Omit every picture and return the rest of the data unaltered.

[start Data provided]

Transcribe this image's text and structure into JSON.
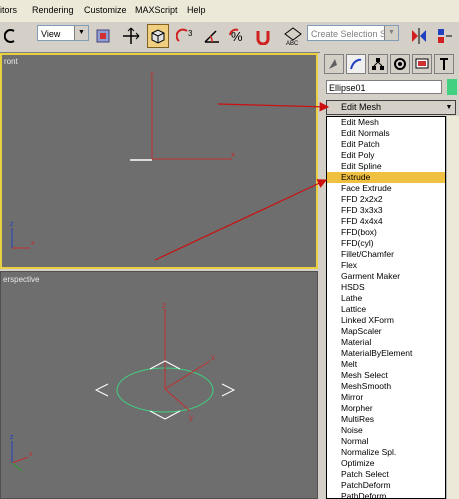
{
  "menubar": {
    "items": [
      "itors",
      "Rendering",
      "Customize",
      "MAXScript",
      "Help"
    ]
  },
  "toolbar": {
    "view_select": "View",
    "selection_set_placeholder": "Create Selection Set",
    "icons": [
      "undo-icon",
      "view-dropdown",
      "select-object-icon",
      "move-icon",
      "select-rotate-icon",
      "snap-3d-icon",
      "angle-snap-icon",
      "percent-snap-icon",
      "spinner-snap-icon",
      "edit-named-selection-icon",
      "mirror-icon",
      "align-icon"
    ]
  },
  "viewports": {
    "front_label": "ront",
    "perspective_label": "erspective",
    "axis_x": "x",
    "axis_y": "y",
    "axis_z": "z"
  },
  "panel": {
    "object_name": "Ellipse01",
    "object_color": "#40d080",
    "modifier_selected": "Edit Mesh",
    "modifier_list": [
      "Edit Mesh",
      "Edit Normals",
      "Edit Patch",
      "Edit Poly",
      "Edit Spline",
      "Extrude",
      "Face Extrude",
      "FFD 2x2x2",
      "FFD 3x3x3",
      "FFD 4x4x4",
      "FFD(box)",
      "FFD(cyl)",
      "Fillet/Chamfer",
      "Flex",
      "Garment Maker",
      "HSDS",
      "Lathe",
      "Lattice",
      "Linked XForm",
      "MapScaler",
      "Material",
      "MaterialByElement",
      "Melt",
      "Mesh Select",
      "MeshSmooth",
      "Mirror",
      "Morpher",
      "MultiRes",
      "Noise",
      "Normal",
      "Normalize Spl.",
      "Optimize",
      "Patch Select",
      "PatchDeform",
      "PathDeform"
    ],
    "highlighted_index": 5,
    "highlight_color": "#f0c040"
  },
  "annotations": {
    "arrow_color": "#cc1010"
  }
}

[end Data provided]

[Exercise answer]
Transcribe this image's text and structure into JSON.
{
  "menubar": {
    "items": [
      "itors",
      "Rendering",
      "Customize",
      "MAXScript",
      "Help"
    ]
  },
  "toolbar": {
    "view_select": "View",
    "selection_set_placeholder": "Create Selection Set",
    "icons": [
      "undo-icon",
      "view-dropdown",
      "select-object-icon",
      "move-icon",
      "select-rotate-icon",
      "snap-3d-icon",
      "angle-snap-icon",
      "percent-snap-icon",
      "spinner-snap-icon",
      "edit-named-selection-icon",
      "mirror-icon",
      "align-icon"
    ]
  },
  "viewports": {
    "front_label": "ront",
    "perspective_label": "erspective",
    "axis_x": "x",
    "axis_y": "y",
    "axis_z": "z"
  },
  "panel": {
    "object_name": "Ellipse01",
    "object_color": "#40d080",
    "modifier_selected": "Edit Mesh",
    "modifier_list": [
      "Edit Mesh",
      "Edit Normals",
      "Edit Patch",
      "Edit Poly",
      "Edit Spline",
      "Extrude",
      "Face Extrude",
      "FFD 2x2x2",
      "FFD 3x3x3",
      "FFD 4x4x4",
      "FFD(box)",
      "FFD(cyl)",
      "Fillet/Chamfer",
      "Flex",
      "Garment Maker",
      "HSDS",
      "Lathe",
      "Lattice",
      "Linked XForm",
      "MapScaler",
      "Material",
      "MaterialByElement",
      "Melt",
      "Mesh Select",
      "MeshSmooth",
      "Mirror",
      "Morpher",
      "MultiRes",
      "Noise",
      "Normal",
      "Normalize Spl.",
      "Optimize",
      "Patch Select",
      "PatchDeform",
      "PathDeform"
    ],
    "highlighted_index": 5,
    "highlight_color": "#f0c040"
  },
  "annotations": {
    "arrow_color": "#cc1010"
  }
}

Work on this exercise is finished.